Required task: Search the material and gather each line with "plain" in it.

Recorded data:

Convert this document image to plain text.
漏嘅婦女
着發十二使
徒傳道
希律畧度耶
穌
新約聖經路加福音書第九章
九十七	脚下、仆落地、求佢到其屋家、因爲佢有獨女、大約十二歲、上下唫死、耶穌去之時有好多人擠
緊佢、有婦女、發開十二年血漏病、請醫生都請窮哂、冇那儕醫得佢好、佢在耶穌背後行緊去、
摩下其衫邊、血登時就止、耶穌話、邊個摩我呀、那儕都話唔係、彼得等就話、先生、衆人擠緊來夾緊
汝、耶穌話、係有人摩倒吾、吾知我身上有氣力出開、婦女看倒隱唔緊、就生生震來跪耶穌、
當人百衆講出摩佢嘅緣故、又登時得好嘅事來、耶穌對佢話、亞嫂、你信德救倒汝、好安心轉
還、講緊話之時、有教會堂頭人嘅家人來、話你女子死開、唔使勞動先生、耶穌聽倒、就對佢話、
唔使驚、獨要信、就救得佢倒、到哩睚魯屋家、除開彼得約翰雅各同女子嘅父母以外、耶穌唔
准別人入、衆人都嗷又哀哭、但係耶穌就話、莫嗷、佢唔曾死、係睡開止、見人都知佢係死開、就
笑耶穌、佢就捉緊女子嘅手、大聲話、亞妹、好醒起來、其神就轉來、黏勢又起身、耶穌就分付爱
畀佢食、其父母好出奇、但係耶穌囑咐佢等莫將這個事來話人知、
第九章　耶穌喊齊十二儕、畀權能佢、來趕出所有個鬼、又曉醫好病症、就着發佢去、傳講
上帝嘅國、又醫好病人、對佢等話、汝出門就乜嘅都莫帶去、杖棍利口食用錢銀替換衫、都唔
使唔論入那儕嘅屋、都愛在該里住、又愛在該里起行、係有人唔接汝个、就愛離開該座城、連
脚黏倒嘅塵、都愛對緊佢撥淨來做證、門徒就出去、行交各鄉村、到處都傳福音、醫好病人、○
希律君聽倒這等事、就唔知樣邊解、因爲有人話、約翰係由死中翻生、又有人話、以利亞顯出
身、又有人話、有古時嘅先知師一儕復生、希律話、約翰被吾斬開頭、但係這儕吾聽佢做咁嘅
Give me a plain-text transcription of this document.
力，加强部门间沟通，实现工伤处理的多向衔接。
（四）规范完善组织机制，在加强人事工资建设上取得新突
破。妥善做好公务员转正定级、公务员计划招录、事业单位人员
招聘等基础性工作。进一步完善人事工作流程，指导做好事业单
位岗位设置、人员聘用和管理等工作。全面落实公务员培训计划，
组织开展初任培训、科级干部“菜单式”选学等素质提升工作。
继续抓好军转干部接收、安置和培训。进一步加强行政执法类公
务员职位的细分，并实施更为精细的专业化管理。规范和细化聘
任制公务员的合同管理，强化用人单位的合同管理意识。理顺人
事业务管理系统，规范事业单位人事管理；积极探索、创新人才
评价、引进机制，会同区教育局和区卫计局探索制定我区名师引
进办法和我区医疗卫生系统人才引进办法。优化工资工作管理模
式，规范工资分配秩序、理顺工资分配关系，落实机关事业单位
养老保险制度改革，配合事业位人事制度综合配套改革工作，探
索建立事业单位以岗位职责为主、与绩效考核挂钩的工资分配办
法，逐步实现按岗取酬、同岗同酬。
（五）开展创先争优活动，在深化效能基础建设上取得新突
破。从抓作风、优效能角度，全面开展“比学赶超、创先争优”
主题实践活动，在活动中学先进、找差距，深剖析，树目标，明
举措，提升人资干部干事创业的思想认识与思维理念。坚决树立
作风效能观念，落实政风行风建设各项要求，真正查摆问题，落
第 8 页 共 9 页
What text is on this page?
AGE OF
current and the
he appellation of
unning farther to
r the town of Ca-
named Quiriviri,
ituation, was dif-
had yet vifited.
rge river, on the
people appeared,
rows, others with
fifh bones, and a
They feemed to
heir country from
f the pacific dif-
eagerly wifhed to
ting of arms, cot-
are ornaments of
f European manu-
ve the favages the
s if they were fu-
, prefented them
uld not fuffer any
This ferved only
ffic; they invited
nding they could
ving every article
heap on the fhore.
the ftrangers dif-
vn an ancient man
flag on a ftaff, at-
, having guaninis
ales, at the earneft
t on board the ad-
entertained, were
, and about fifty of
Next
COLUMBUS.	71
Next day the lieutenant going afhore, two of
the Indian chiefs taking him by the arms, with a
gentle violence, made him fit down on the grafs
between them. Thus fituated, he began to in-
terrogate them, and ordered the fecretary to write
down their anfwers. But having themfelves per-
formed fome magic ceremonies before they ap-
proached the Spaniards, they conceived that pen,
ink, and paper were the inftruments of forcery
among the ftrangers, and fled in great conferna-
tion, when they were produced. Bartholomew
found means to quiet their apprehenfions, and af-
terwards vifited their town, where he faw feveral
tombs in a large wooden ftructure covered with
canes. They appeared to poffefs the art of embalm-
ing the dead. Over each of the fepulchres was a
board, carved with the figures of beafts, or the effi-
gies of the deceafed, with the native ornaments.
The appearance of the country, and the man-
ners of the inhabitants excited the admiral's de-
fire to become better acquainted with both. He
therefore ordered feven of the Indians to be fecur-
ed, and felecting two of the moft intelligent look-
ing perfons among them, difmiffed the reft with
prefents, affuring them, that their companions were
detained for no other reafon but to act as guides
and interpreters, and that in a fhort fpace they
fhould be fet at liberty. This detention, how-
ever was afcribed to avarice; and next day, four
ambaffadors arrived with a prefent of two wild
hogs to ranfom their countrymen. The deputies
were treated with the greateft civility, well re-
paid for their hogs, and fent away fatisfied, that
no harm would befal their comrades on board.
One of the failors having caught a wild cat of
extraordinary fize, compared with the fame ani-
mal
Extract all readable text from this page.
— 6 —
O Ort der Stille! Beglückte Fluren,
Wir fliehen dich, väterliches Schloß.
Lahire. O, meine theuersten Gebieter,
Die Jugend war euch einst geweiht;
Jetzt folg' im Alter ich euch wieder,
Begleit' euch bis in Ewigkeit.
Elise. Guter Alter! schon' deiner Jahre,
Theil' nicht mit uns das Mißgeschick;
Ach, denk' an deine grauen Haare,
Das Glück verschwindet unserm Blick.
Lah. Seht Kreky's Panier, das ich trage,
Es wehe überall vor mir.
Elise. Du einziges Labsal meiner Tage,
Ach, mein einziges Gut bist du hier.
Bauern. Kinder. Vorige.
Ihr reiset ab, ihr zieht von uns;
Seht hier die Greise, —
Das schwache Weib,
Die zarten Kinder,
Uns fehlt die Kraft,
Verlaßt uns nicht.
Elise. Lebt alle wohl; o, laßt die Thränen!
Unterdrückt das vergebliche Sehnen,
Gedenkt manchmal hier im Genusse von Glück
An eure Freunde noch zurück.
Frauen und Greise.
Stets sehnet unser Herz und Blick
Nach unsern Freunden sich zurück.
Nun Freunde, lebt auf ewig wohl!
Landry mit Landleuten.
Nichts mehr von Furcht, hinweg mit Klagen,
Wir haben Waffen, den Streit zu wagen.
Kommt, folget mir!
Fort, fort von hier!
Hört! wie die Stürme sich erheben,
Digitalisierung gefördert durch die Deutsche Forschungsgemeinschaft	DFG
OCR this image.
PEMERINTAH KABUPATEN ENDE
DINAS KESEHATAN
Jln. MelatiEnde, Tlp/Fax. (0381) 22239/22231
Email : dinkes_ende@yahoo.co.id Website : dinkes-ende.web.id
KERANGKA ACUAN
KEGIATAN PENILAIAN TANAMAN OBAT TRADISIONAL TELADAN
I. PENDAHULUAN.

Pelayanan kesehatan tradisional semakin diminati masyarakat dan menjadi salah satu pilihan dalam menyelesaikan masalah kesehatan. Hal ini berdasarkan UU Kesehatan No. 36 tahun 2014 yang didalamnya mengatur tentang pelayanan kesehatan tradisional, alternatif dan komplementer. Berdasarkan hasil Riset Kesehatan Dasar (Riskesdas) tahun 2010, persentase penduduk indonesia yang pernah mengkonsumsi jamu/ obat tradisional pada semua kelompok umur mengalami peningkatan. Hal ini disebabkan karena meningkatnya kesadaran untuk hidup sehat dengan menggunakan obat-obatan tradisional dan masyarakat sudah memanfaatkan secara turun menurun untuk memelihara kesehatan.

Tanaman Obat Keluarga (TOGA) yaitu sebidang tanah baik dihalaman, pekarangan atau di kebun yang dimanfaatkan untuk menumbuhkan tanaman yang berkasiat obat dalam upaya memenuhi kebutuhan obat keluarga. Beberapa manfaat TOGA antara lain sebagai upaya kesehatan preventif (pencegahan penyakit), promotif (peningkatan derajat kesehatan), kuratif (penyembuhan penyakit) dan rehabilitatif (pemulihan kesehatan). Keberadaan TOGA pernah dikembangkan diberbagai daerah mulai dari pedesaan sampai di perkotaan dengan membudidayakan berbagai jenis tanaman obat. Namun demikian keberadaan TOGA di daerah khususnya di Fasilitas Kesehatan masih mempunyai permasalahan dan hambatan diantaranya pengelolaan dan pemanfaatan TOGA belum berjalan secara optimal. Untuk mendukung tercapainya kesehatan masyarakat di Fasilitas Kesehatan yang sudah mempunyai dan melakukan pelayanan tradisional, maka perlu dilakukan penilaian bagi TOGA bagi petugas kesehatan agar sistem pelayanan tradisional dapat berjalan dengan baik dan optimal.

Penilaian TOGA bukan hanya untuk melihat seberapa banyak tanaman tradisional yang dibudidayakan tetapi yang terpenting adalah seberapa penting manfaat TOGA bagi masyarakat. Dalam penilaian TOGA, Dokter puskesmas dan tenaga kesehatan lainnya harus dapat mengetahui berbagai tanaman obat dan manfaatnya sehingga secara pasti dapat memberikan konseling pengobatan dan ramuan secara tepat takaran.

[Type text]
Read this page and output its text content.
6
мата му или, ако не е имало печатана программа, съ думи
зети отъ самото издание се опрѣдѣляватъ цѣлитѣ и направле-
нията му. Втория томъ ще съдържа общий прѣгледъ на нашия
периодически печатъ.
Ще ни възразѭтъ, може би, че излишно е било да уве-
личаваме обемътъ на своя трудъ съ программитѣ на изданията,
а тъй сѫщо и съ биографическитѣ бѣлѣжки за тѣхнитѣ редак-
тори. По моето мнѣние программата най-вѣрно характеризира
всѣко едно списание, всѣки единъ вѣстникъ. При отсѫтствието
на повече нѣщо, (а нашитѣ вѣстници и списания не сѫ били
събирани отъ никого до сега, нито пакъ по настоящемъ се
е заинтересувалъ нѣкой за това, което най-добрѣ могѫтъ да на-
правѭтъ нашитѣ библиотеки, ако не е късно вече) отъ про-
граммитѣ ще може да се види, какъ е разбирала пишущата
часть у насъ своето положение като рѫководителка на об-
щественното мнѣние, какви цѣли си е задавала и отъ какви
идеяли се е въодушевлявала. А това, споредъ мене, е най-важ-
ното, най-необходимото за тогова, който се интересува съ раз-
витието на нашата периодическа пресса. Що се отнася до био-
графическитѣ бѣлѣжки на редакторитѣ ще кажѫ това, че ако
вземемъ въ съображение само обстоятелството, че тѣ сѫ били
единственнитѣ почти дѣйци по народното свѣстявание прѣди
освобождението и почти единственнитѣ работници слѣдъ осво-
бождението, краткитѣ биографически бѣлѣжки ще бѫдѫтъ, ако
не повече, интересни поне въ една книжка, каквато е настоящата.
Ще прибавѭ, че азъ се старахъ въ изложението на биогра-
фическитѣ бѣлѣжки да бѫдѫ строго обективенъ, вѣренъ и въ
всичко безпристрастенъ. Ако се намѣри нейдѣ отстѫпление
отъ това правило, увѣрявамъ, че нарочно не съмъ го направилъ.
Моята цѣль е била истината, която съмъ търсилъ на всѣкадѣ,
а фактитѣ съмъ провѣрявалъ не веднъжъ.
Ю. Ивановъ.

Response:
Convert this document image to plain text.
Give me a plain-text transcription of this document.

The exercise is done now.